TASK GOAL:
How many lines in the listing below contain the string "GOBIERNO"? Reply with the number alone.

** Start SUPPLIED DATA **

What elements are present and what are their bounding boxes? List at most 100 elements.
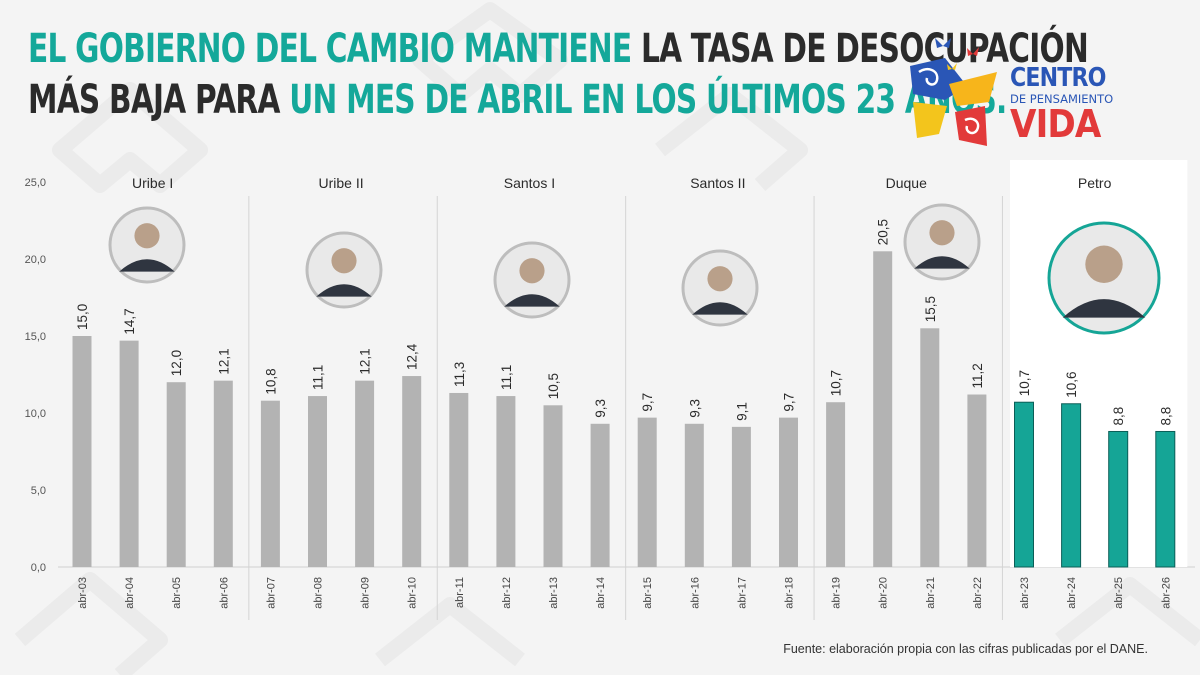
bar xyxy=(1108,430,1129,568)
category-label: abr-06 xyxy=(218,577,230,609)
logo-wordmark: Centro de Pensamiento Vida xyxy=(1010,63,1122,146)
value-label: 10,7 xyxy=(829,370,844,396)
bar xyxy=(637,417,657,567)
headline-line2-highlight: UN MES DE ABRIL EN LOS ÚLTIMOS 23 AÑOS. xyxy=(289,77,1007,123)
bar xyxy=(590,423,610,567)
category-label: abr-17 xyxy=(736,577,748,609)
bar xyxy=(731,426,751,567)
portrait-head xyxy=(1085,245,1123,283)
value-label: 9,3 xyxy=(687,399,702,418)
bar xyxy=(449,392,469,567)
bar xyxy=(873,251,893,568)
value-label: 8,8 xyxy=(1158,407,1173,426)
y-tick-label: 5,0 xyxy=(31,485,46,497)
y-tick-label: 0,0 xyxy=(31,562,46,574)
value-label: 12,1 xyxy=(358,348,373,374)
source-note: Fuente: elaboración propia con las cifra… xyxy=(783,642,1148,656)
category-label: abr-08 xyxy=(313,577,325,609)
bar xyxy=(308,396,327,567)
category-label: abr-07 xyxy=(265,577,277,609)
value-label: 11,1 xyxy=(499,365,514,390)
value-label: 12,1 xyxy=(216,348,231,374)
portrait-suit xyxy=(504,294,560,307)
headline-line1-dark: LA TASA DE DESOCUPACIÓN xyxy=(631,26,1089,72)
value-label: 20,5 xyxy=(876,219,891,245)
bar xyxy=(355,380,375,567)
period-label: Santos I xyxy=(504,175,555,191)
logo-line1: Centro xyxy=(1010,63,1106,93)
bar xyxy=(260,400,280,567)
value-label: 9,7 xyxy=(782,393,797,412)
value-label: 15,5 xyxy=(923,296,938,322)
portrait-suit xyxy=(1062,299,1146,318)
bar xyxy=(166,382,186,567)
bar xyxy=(72,336,92,567)
category-label: abr-03 xyxy=(77,577,89,609)
value-label: 10,6 xyxy=(1064,371,1079,397)
unemployment-bar-chart: 0,0 5,0 10,0 15,0 20,0 25,0 Uribe I Uribe II San… xyxy=(25,160,1195,620)
category-label: abr-20 xyxy=(878,577,890,609)
category-label: abr-23 xyxy=(1019,577,1031,609)
headline: EL GOBIERNO DEL CAMBIO MANTIENE LA TASA … xyxy=(28,24,1089,126)
bar xyxy=(920,328,940,567)
bar xyxy=(967,394,987,567)
y-tick-label: 20,0 xyxy=(25,254,46,266)
portrait-suit xyxy=(119,259,175,272)
headline-line1-highlight: EL GOBIERNO DEL CAMBIO MANTIENE xyxy=(28,26,632,72)
logo-line2: de Pensamiento xyxy=(1010,92,1114,106)
period-label: Uribe II xyxy=(318,175,363,191)
category-label: abr-24 xyxy=(1066,577,1078,609)
category-label: abr-22 xyxy=(972,577,984,609)
logo-line3: Vida xyxy=(1010,102,1101,146)
period-label: Duque xyxy=(886,175,927,191)
value-label: 12,4 xyxy=(405,343,420,370)
portrait-suit xyxy=(692,302,748,315)
category-label: abr-18 xyxy=(784,577,796,609)
value-label: 8,8 xyxy=(1111,407,1126,426)
value-label: 10,5 xyxy=(546,373,561,399)
value-label: 9,1 xyxy=(734,402,749,421)
y-tick-label: 15,0 xyxy=(25,331,46,343)
category-label: abr-04 xyxy=(124,577,136,609)
category-label: abr-11 xyxy=(454,577,466,608)
value-label: 9,3 xyxy=(593,399,608,418)
bar xyxy=(1014,401,1034,568)
period-label: Santos II xyxy=(690,175,745,191)
portrait-suit xyxy=(914,256,970,269)
category-label: abr-16 xyxy=(689,577,701,609)
value-label: 12,0 xyxy=(169,350,184,376)
bar xyxy=(1155,430,1176,568)
category-label: abr-10 xyxy=(407,577,419,609)
category-label: abr-09 xyxy=(360,577,372,609)
value-label: 14,7 xyxy=(122,308,137,334)
category-label: abr-19 xyxy=(831,577,843,609)
bar xyxy=(496,396,516,567)
bar xyxy=(779,417,798,567)
portrait-head xyxy=(707,266,733,292)
headline-line2-dark: MÁS BAJA PARA xyxy=(28,77,290,123)
period-label: Uribe I xyxy=(132,175,173,191)
bar xyxy=(402,376,422,567)
bar xyxy=(119,340,139,567)
value-label: 11,1 xyxy=(311,365,326,390)
category-label: abr-25 xyxy=(1113,577,1125,609)
category-label: abr-05 xyxy=(171,577,183,609)
value-label: 15,0 xyxy=(75,304,90,330)
value-label: 11,3 xyxy=(452,362,467,387)
value-label: 11,2 xyxy=(970,363,985,388)
portrait-head xyxy=(331,248,357,274)
bar xyxy=(826,402,846,567)
category-label: abr-14 xyxy=(595,577,607,609)
y-tick-label: 25,0 xyxy=(25,177,46,189)
bar xyxy=(1061,403,1082,568)
bar xyxy=(543,405,563,567)
category-label: abr-15 xyxy=(642,577,654,609)
value-label: 10,8 xyxy=(263,368,278,394)
value-label: 9,7 xyxy=(640,393,655,412)
portrait-suit xyxy=(316,284,372,297)
portrait-head xyxy=(519,258,545,284)
portrait-head xyxy=(929,220,955,246)
y-tick-label: 10,0 xyxy=(25,408,46,420)
bar xyxy=(684,423,704,567)
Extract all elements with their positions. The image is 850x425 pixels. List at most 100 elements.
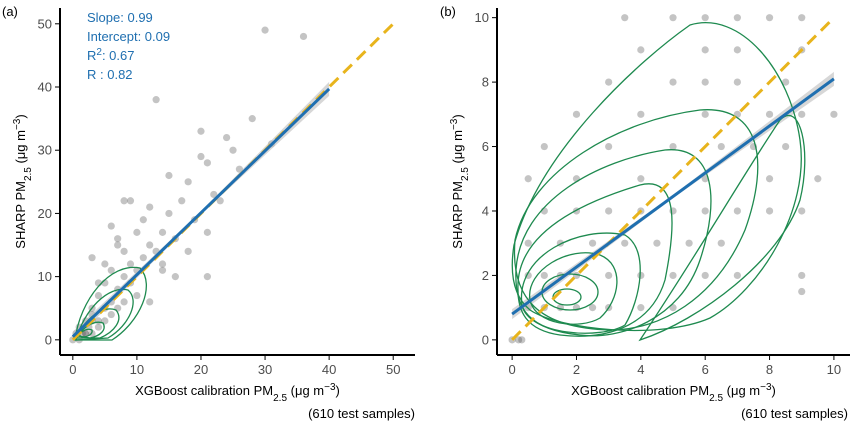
point — [126, 260, 135, 268]
point — [114, 304, 122, 312]
point — [120, 273, 128, 281]
y-tick-label: 0 — [45, 332, 52, 347]
point — [701, 271, 709, 280]
text-segment: Slope: 0.99 — [87, 10, 153, 25]
regression-line — [71, 87, 331, 338]
point — [146, 241, 154, 249]
point — [107, 310, 115, 319]
point — [139, 254, 147, 262]
point — [203, 228, 211, 236]
point — [82, 329, 90, 338]
point — [120, 298, 128, 306]
y-tick-label: 10 — [38, 269, 52, 284]
text-segment: 2.5 — [460, 167, 471, 181]
stat-annotation: Intercept: 0.09 — [87, 29, 170, 44]
text-segment: (μg m — [450, 130, 465, 167]
point — [588, 239, 597, 247]
point — [216, 197, 224, 205]
point — [637, 304, 645, 312]
point — [518, 336, 526, 344]
point — [588, 304, 597, 312]
regression-line — [511, 77, 835, 316]
point — [184, 247, 192, 255]
y-tick-label: 0 — [482, 332, 489, 347]
point — [669, 14, 677, 22]
text-segment: 2.5 — [23, 167, 34, 181]
contours-b — [511, 22, 806, 342]
point — [717, 239, 725, 247]
text-segment: (μg m — [723, 383, 760, 398]
text-segment: 2.5 — [709, 393, 723, 404]
text-segment: SHARP PM — [450, 181, 465, 249]
point — [765, 14, 774, 22]
text-segment: XGBoost calibration PM — [135, 383, 273, 398]
x-tick-label: 0 — [509, 362, 516, 377]
point — [514, 336, 523, 344]
point — [197, 152, 205, 161]
point — [701, 175, 709, 183]
y-tick-label: 50 — [38, 16, 52, 31]
text-segment: (μg m — [287, 383, 324, 398]
text-segment: ) — [450, 114, 465, 118]
y-axis-label: SHARP PM2.5 (μg m−3) — [12, 114, 34, 248]
point — [158, 266, 167, 274]
y-axis-label: SHARP PM2.5 (μg m−3) — [449, 114, 471, 248]
point — [120, 197, 128, 205]
y-tick-label: 2 — [482, 268, 489, 283]
panel-label: (a) — [2, 4, 18, 19]
point — [524, 239, 532, 247]
point — [178, 197, 186, 205]
x-tick-label: 30 — [258, 362, 272, 377]
y-tick-label: 6 — [482, 139, 489, 154]
point — [669, 271, 677, 280]
point — [107, 222, 115, 230]
x-tick-label: 50 — [386, 362, 400, 377]
point — [229, 146, 237, 154]
point — [605, 142, 613, 151]
point — [733, 46, 741, 54]
x-tick-label: 8 — [766, 362, 773, 377]
point — [165, 209, 173, 218]
text-segment: 2 — [96, 47, 102, 58]
point — [605, 78, 613, 86]
y-tick-label: 40 — [38, 80, 52, 95]
point — [94, 291, 103, 300]
point — [101, 260, 109, 268]
point — [605, 207, 613, 215]
point — [299, 32, 308, 41]
text-segment: (μg m — [13, 130, 28, 167]
point — [733, 207, 741, 215]
point — [637, 175, 645, 183]
point — [146, 298, 154, 306]
x-tick-label: 0 — [69, 362, 76, 377]
text-segment: ) — [336, 383, 340, 398]
panel-label: (b) — [440, 4, 456, 19]
point — [107, 266, 115, 274]
point — [782, 142, 790, 151]
text-segment: R : 0.82 — [87, 67, 133, 82]
point — [621, 14, 629, 22]
point — [798, 14, 806, 22]
y-tick-label: 4 — [482, 203, 489, 218]
point — [637, 46, 645, 54]
x-axis-label: XGBoost calibration PM2.5 (μg m−3) — [571, 382, 776, 404]
point — [765, 175, 774, 183]
x-tick-label: 4 — [637, 362, 644, 377]
point — [701, 207, 709, 215]
text-segment: −3 — [12, 118, 23, 130]
text-segment: XGBoost calibration PM — [571, 383, 709, 398]
text-segment: Intercept: 0.09 — [87, 29, 170, 44]
point — [572, 110, 581, 118]
point — [653, 239, 661, 247]
stat-annotation: R2: 0.67 — [87, 47, 134, 64]
point — [701, 110, 709, 118]
point — [733, 271, 741, 280]
point — [669, 78, 677, 86]
point — [139, 216, 147, 224]
x-tick-label: 2 — [573, 362, 580, 377]
point — [146, 203, 154, 211]
point — [158, 228, 167, 236]
point — [701, 78, 709, 86]
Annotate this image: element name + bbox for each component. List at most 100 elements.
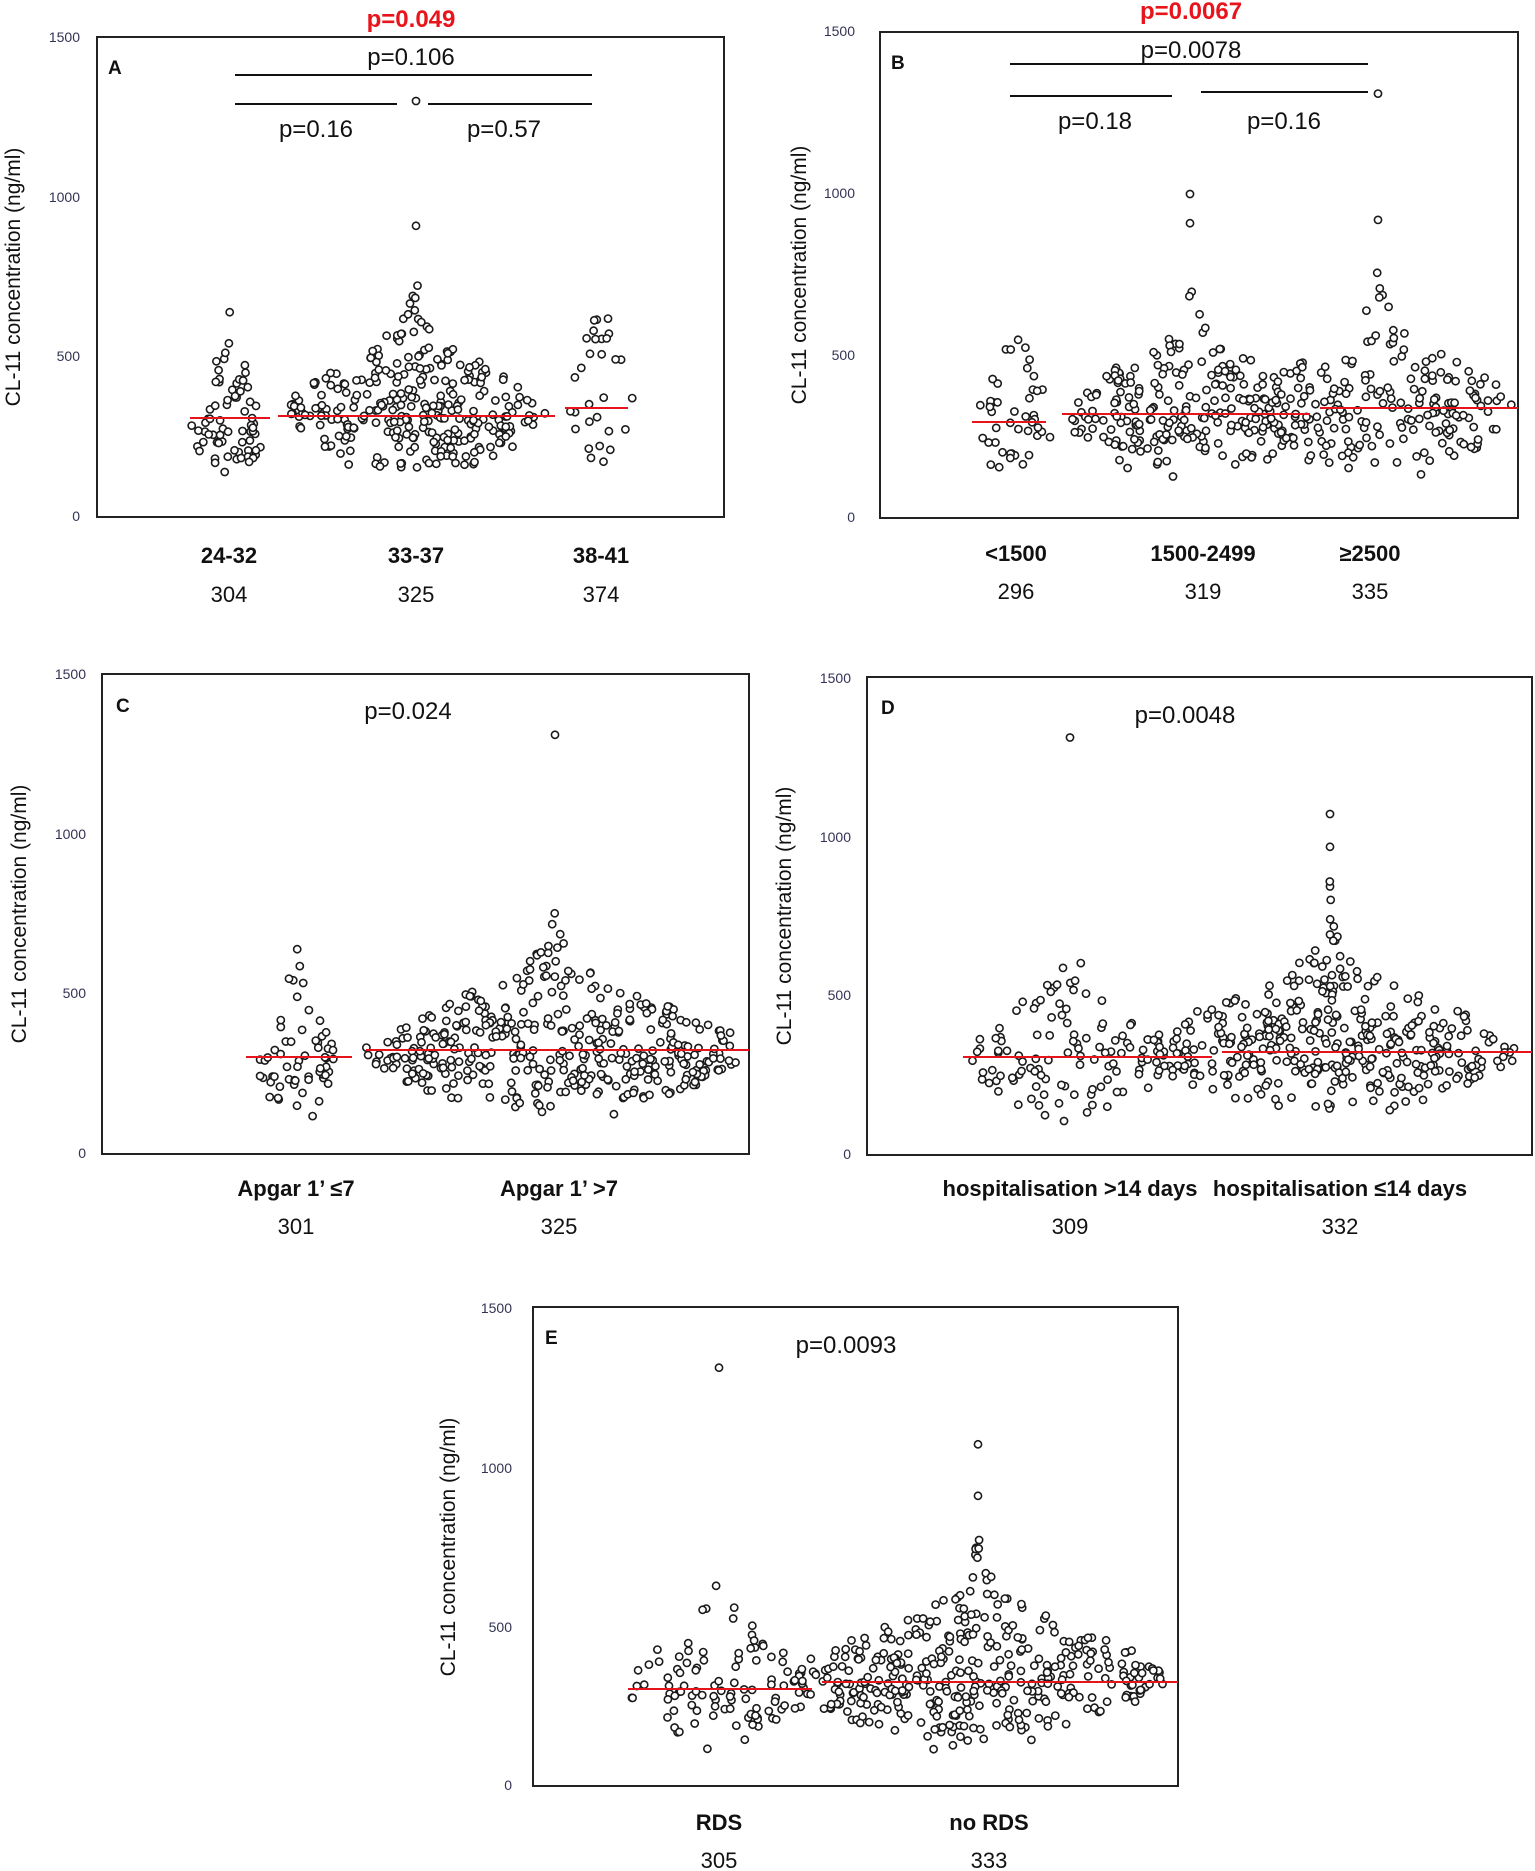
data-point bbox=[297, 1025, 307, 1035]
data-point bbox=[1246, 355, 1256, 365]
data-point bbox=[513, 382, 523, 392]
data-point bbox=[418, 1069, 428, 1078]
data-point bbox=[992, 1641, 1002, 1651]
data-point bbox=[533, 991, 543, 1001]
data-point bbox=[1445, 1067, 1454, 1076]
data-point bbox=[410, 305, 420, 315]
data-point bbox=[1436, 349, 1446, 359]
data-point bbox=[724, 1056, 734, 1065]
data-point bbox=[937, 1652, 946, 1662]
data-point bbox=[1007, 1073, 1017, 1083]
data-point bbox=[1029, 1004, 1039, 1013]
data-point bbox=[996, 1676, 1005, 1686]
data-point bbox=[1185, 218, 1195, 228]
data-point bbox=[1340, 377, 1349, 387]
data-point bbox=[193, 426, 203, 435]
data-point bbox=[1183, 434, 1192, 444]
data-point bbox=[1276, 389, 1286, 399]
data-point bbox=[1182, 1039, 1192, 1049]
data-point bbox=[1251, 414, 1261, 424]
data-point bbox=[1172, 1034, 1181, 1044]
data-point bbox=[543, 1014, 553, 1023]
data-point bbox=[653, 1645, 662, 1654]
data-point bbox=[561, 976, 570, 985]
data-point bbox=[1264, 990, 1273, 999]
data-point bbox=[729, 1678, 739, 1688]
data-point bbox=[1322, 374, 1332, 384]
data-point bbox=[1085, 1656, 1095, 1665]
data-point bbox=[632, 1053, 641, 1063]
data-point bbox=[326, 380, 336, 390]
data-point bbox=[871, 1655, 881, 1665]
data-point bbox=[1130, 1697, 1140, 1706]
data-point bbox=[524, 976, 534, 985]
data-point bbox=[276, 1015, 286, 1025]
panel-b-pvalue-1v2: p=0.18 bbox=[1058, 108, 1132, 135]
data-point bbox=[1083, 432, 1093, 442]
data-point bbox=[1242, 1023, 1252, 1033]
data-point bbox=[1225, 359, 1235, 369]
data-point bbox=[1470, 1073, 1480, 1082]
data-point bbox=[956, 1732, 965, 1742]
data-point bbox=[1208, 348, 1218, 357]
data-point bbox=[1241, 449, 1251, 458]
panel-c-points bbox=[255, 730, 740, 1121]
data-point bbox=[235, 386, 245, 396]
data-point bbox=[834, 1687, 844, 1697]
panel-c-ytick-1500: 1500 bbox=[55, 666, 86, 682]
data-point bbox=[1174, 426, 1184, 435]
data-point bbox=[714, 1066, 724, 1075]
data-point bbox=[1155, 1042, 1164, 1052]
data-point bbox=[992, 1613, 1002, 1622]
data-point bbox=[1231, 365, 1241, 375]
data-point bbox=[1201, 443, 1210, 453]
data-point bbox=[1088, 1084, 1097, 1094]
data-point bbox=[1467, 376, 1477, 386]
data-point bbox=[555, 929, 565, 939]
data-point bbox=[831, 1646, 840, 1655]
data-point bbox=[1008, 1621, 1018, 1630]
data-point bbox=[1325, 914, 1335, 924]
data-point bbox=[1463, 1025, 1472, 1035]
data-point bbox=[1214, 1010, 1223, 1020]
data-point bbox=[863, 1672, 873, 1682]
data-point bbox=[1430, 1053, 1439, 1063]
data-point bbox=[691, 1665, 701, 1675]
data-point bbox=[1327, 995, 1337, 1005]
data-point bbox=[989, 1662, 999, 1671]
data-point bbox=[1429, 394, 1439, 404]
data-point bbox=[585, 417, 594, 427]
data-point bbox=[987, 1065, 997, 1075]
data-point bbox=[1414, 1083, 1424, 1093]
data-point bbox=[187, 421, 197, 430]
data-point bbox=[1293, 383, 1303, 393]
data-point bbox=[1195, 1071, 1205, 1081]
data-point bbox=[876, 1702, 886, 1712]
data-point bbox=[841, 1644, 851, 1654]
panel-a-ytick-0: 0 bbox=[72, 508, 80, 524]
data-point bbox=[1148, 1666, 1158, 1675]
data-point bbox=[1245, 394, 1255, 404]
data-point bbox=[1167, 435, 1177, 445]
data-point bbox=[1070, 976, 1080, 986]
data-point bbox=[1320, 397, 1329, 407]
data-point bbox=[1136, 1685, 1145, 1695]
data-point bbox=[550, 908, 560, 918]
data-point bbox=[453, 1006, 463, 1016]
data-point bbox=[1095, 1042, 1104, 1052]
data-point bbox=[1399, 345, 1409, 354]
data-point bbox=[1125, 427, 1135, 437]
data-point bbox=[1220, 366, 1230, 376]
data-point bbox=[587, 984, 596, 994]
data-point bbox=[1389, 981, 1399, 990]
panel-c-category-1: Apgar 1’ ≤7 bbox=[237, 1176, 354, 1201]
data-point bbox=[1324, 458, 1334, 467]
data-point bbox=[945, 1632, 955, 1642]
data-point bbox=[371, 357, 381, 367]
data-point bbox=[451, 1020, 461, 1030]
panel-d-points bbox=[968, 733, 1519, 1126]
data-point bbox=[1337, 451, 1347, 461]
data-point bbox=[298, 978, 308, 988]
data-point bbox=[669, 1706, 679, 1716]
data-point bbox=[995, 1023, 1004, 1033]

** End SUPPLIED DATA **

OUTPUT OF THE TASK:
2